▶ **DESCRIPTION OF THE TASK**
Count each line below that has "true" anywhere in it. Answer with the total alone.
-- Begin SOURCE MATERIAL --
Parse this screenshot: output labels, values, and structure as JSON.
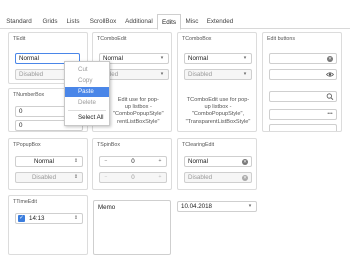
{
  "tabs": [
    "Standard",
    "Grids",
    "Lists",
    "ScrollBox",
    "Additional",
    "Edits",
    "Misc",
    "Extended"
  ],
  "active_tab": "Edits",
  "tedit": {
    "title": "TEdit",
    "value": "Normal",
    "disabled_value": "Disabled"
  },
  "context_menu": {
    "items": [
      "Cut",
      "Copy",
      "Paste",
      "Delete",
      "Select All"
    ],
    "highlighted": "Paste"
  },
  "tcomboedit": {
    "title": "TComboEdit",
    "value": "Normal",
    "disabled_value": "abled",
    "note_lines": [
      "Edit use for pop-",
      "up listbox -",
      "\"ComboPopupStyle\"",
      "rentListBoxStyle\""
    ]
  },
  "tcombobox": {
    "title": "TComboBox",
    "value": "Normal",
    "disabled_value": "Disabled",
    "note_lines": [
      "TComboEdit use for pop-",
      "up listbox -",
      "\"ComboPopupStyle\",",
      "\"TransparentListBoxStyle\""
    ]
  },
  "edit_buttons": {
    "title": "Edit buttons"
  },
  "tnumberbox": {
    "title": "TNumberBox",
    "value": "0",
    "value2": "0"
  },
  "tpopupbox": {
    "title": "TPopupBox",
    "value": "Normal",
    "disabled_value": "Disabled"
  },
  "tspinbox": {
    "title": "TSpinBox",
    "value": "0",
    "disabled_value": "0"
  },
  "tclearingedit": {
    "title": "TClearingEdit",
    "value": "Normal",
    "disabled_value": "Disabled"
  },
  "ttimeedit": {
    "title": "TTimeEdit",
    "value": "14:13"
  },
  "memo": {
    "text": "Memo"
  },
  "dateedit": {
    "value": "10.04.2018"
  },
  "colors": {
    "accent": "#4a86e8",
    "check": "#3b7ddd",
    "border": "#dcdcdc"
  }
}
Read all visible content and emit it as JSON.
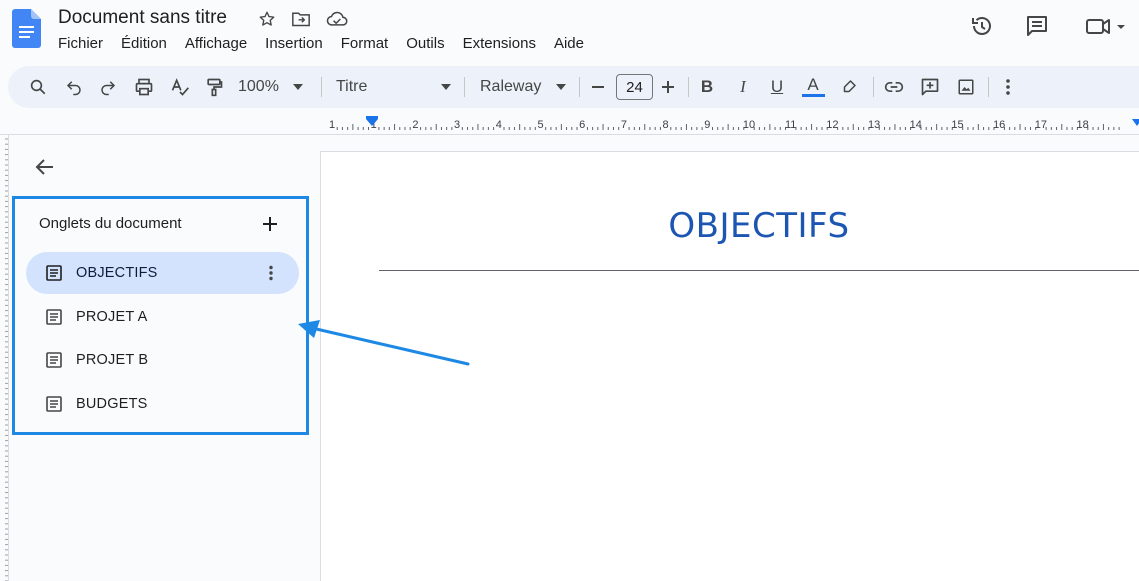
{
  "app": {
    "title": "Document sans titre",
    "menu": [
      "Fichier",
      "Édition",
      "Affichage",
      "Insertion",
      "Format",
      "Outils",
      "Extensions",
      "Aide"
    ]
  },
  "toolbar": {
    "zoom": "100%",
    "style": "Titre",
    "font": "Raleway",
    "font_size": "24"
  },
  "ruler": {
    "marks": [
      "1",
      "1",
      "2",
      "3",
      "4",
      "5",
      "6",
      "7",
      "8",
      "9",
      "10",
      "11",
      "12",
      "13",
      "14",
      "15",
      "16",
      "17",
      "18"
    ]
  },
  "sidebar": {
    "panel_title": "Onglets du document",
    "tabs": [
      {
        "label": "OBJECTIFS",
        "active": true
      },
      {
        "label": "PROJET A",
        "active": false
      },
      {
        "label": "PROJET B",
        "active": false
      },
      {
        "label": "BUDGETS",
        "active": false
      }
    ]
  },
  "document": {
    "heading": "OBJECTIFS"
  },
  "colors": {
    "accent": "#1a73e8",
    "heading": "#1c56b2",
    "active_tab": "#d3e3fd",
    "annotation": "#1e88e5"
  }
}
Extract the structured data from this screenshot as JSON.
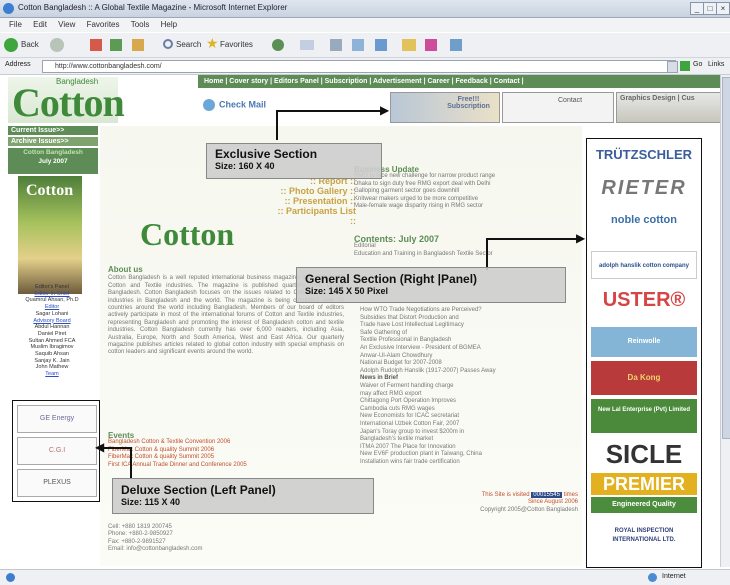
{
  "window": {
    "title": "Cotton Bangladesh :: A Global Textile Magazine - Microsoft Internet Explorer",
    "controls": [
      "_",
      "□",
      "×"
    ]
  },
  "menu": [
    "File",
    "Edit",
    "View",
    "Favorites",
    "Tools",
    "Help"
  ],
  "toolbar": {
    "back": "Back",
    "search": "Search",
    "favorites": "Favorites",
    "go": "Go",
    "links": "Links"
  },
  "address": {
    "label": "Address",
    "url": "http://www.cottonbangladesh.com/"
  },
  "site": {
    "nav": "Home | Cover story | Editors Panel | Subscription | Advertisement | Career | Feedback | Contact |",
    "logo_text": "Cotton",
    "logo_small": "Bangladesh",
    "check_mail": "Check Mail",
    "top_ads": {
      "subscription": "Free!!! Subscription",
      "contact": "Contact",
      "graphics": "Graphics Design | Cus"
    },
    "left": {
      "current_issue": "Current Issue>>",
      "archive": "Archive Issues>>",
      "mag_title": "Cotton Bangladesh",
      "mag_date": "July 2007",
      "cover_logo": "Cotton",
      "staff": [
        "Editor's Panel",
        "Editor-in-Chief",
        "Quamrul Ahsan, Ph.D",
        "Editor",
        "Sagar Lohani",
        "Advisory Board",
        "Abdul Hannan",
        "Daniel Piret",
        "Sultan Ahmed FCA",
        "Muslim Ibragimov",
        "Saquib Ahsan",
        "Sanjay K. Jain",
        "John Mathew",
        "Team"
      ],
      "deluxe_logos": [
        "GE Energy",
        "C.G.I",
        "PLEXUS"
      ]
    },
    "center": {
      "links": [
        ":: Report ::",
        ":: Photo Gallery ::",
        ":: Presentation ::",
        ":: Participants List ::"
      ],
      "business_update": "Business Update",
      "biz_items": [
        "RMG to face new challenge for narrow product range",
        "Dhaka to sign duty free RMG export deal with Delhi",
        "Galloping garment sector goes downhill",
        "Knitwear makers urged to be more competitive",
        "Male-female wage disparity rising in RMG sector"
      ],
      "contents_heading": "Contents: July 2007",
      "contents_items": [
        "Editorial",
        "Education and Training in Bangladesh Textile Sector"
      ],
      "contents_more": [
        "How WTO Trade Negotiations are Perceived?",
        "Subsidies that Distort Production and",
        "Trade have Lost Intellectual Legitimacy",
        "Safe Gathering of",
        "Textile Professional in Bangladesh",
        "An Exclusive Interview - President of BGMEA",
        "Anwar-Ul-Alam Chowdhury",
        "National Budget for 2007-2008",
        "Adolph Rudolph Hanslik (1917-2007) Passes Away",
        "News in Brief",
        "Waiver of Ferment handling charge",
        "may affect RMG export",
        "Chittagong Port Operation Improves",
        "Cambodia cuts RMG wages",
        "New Economists for ICAC secretariat",
        "International Uzbek Cotton Fair, 2007",
        "Japan's Toray group to invest $200m in",
        "Bangladesh's textile market",
        "ITMA 2007 The Place for Innovation",
        "New EV6F production plant in Taiwang, China",
        "Installation wins fair trade certification"
      ],
      "about_heading": "About us",
      "about_text": "Cotton Bangladesh is a well reputed international business magazine associated with Cotton and Textile industries. The magazine is published quarterly from Dhaka Bangladesh. Cotton Bangladesh focuses on the issues related to Cotton and Textile industries in Bangladesh and the world. The magazine is being circulated over 70 countries around the world including Bangladesh. Members of our board of editors actively participate in most of the international forums of Cotton and Textile industries, representing Bangladesh and promoting the interest of Bangladesh cotton and textile industries. Cotton Bangladesh currently has over 6,000 readers, including Asia, Australia, Europe, North and South America, West and East Africa. Our quarterly magazine publishes articles related to global cotton industry with special emphasis on cotton leaders and significant events around the world.",
      "events_heading": "Events",
      "events": [
        "Bangladesh Cotton & Textile Convention 2006",
        "FiberMax Cotton & quality Summit 2006",
        "FiberMax Cotton & quality Summit 2005",
        "First ICA Annual Trade Dinner and Conference 2005"
      ],
      "contact": [
        "Cell: +880 1819 200745",
        "Phone: +880-2-9850927",
        "Fax: +880-2-9891527",
        "Email: info@cottonbangladesh.com"
      ],
      "visitor_prefix": "This Site is visited",
      "visitor_count": "00015545",
      "visitor_suffix": "times",
      "since": "Since August 2006",
      "copyright": "Copyright 2005@Cotton Bangladesh"
    },
    "right_logos": [
      "TRÜTZSCHLER",
      "RIETER",
      "noble cotton",
      "adolph hanslik cotton company",
      "USTER®",
      "Reinwolle",
      "Da Kong",
      "New Lal Enterprise (Pvt) Limited",
      "SICLE",
      "PREMIER",
      "Engineered Quality",
      "ROYAL INSPECTION INTERNATIONAL LTD."
    ]
  },
  "callouts": {
    "exclusive_title": "Exclusive Section",
    "exclusive_size": "Size: 160 X 40",
    "general_title": "General Section (Right |Panel)",
    "general_size": "Size: 145 X 50 Pixel",
    "deluxe_title": "Deluxe Section (Left Panel)",
    "deluxe_size": "Size: 115 X 40"
  },
  "status": {
    "zone": "Internet"
  }
}
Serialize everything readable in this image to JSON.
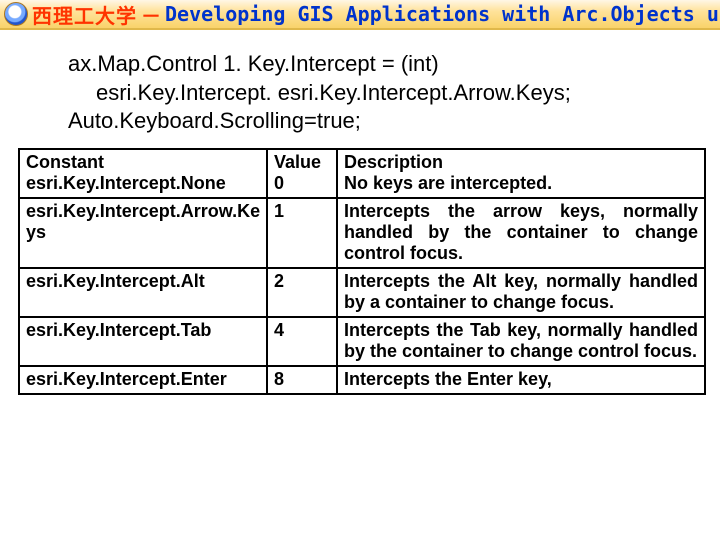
{
  "header": {
    "university_cn_visible": "西理工大学",
    "separator": "－",
    "course_title_en": "Developing GIS Applications with Arc.Objects using C#. NE"
  },
  "code": {
    "l1": "ax.Map.Control 1. Key.Intercept = (int)",
    "l2": "esri.Key.Intercept. esri.Key.Intercept.Arrow.Keys;",
    "l3": "Auto.Keyboard.Scrolling=true;"
  },
  "table": {
    "headers": {
      "c1": "Constant",
      "c2": "Value",
      "c3": "Description"
    },
    "rows": [
      {
        "const": "esri.Key.Intercept.None",
        "value": "0",
        "desc": "No keys are intercepted."
      },
      {
        "const": "esri.Key.Intercept.Arrow.Ke ys",
        "value": "1",
        "desc": "Intercepts the arrow keys, normally handled by the container to change control focus."
      },
      {
        "const": "esri.Key.Intercept.Alt",
        "value": "2",
        "desc": "Intercepts the Alt key, normally handled by a container to change focus."
      },
      {
        "const": "esri.Key.Intercept.Tab",
        "value": "4",
        "desc": "Intercepts the Tab key, normally handled by the container to change control focus."
      },
      {
        "const": "esri.Key.Intercept.Enter",
        "value": "8",
        "desc": "Intercepts the Enter key,"
      }
    ]
  }
}
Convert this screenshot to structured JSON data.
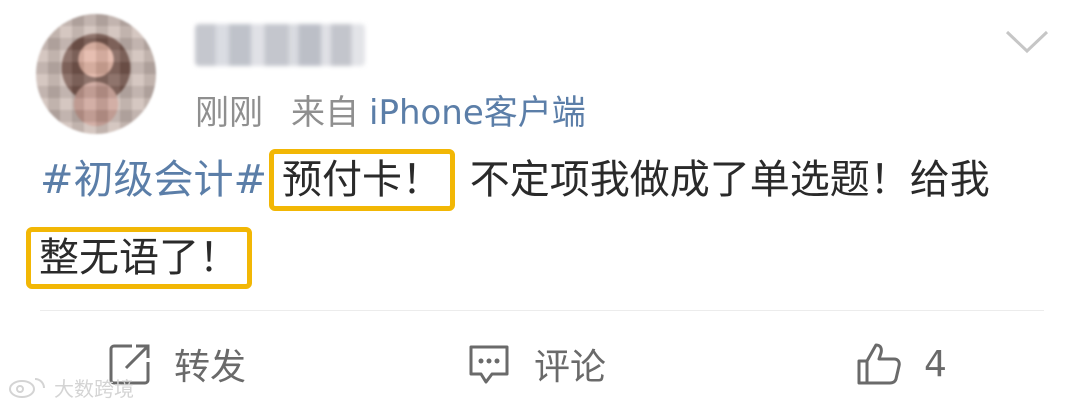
-- End SOURCE MATERIAL --
▶ **RESPONSE BELOW**
2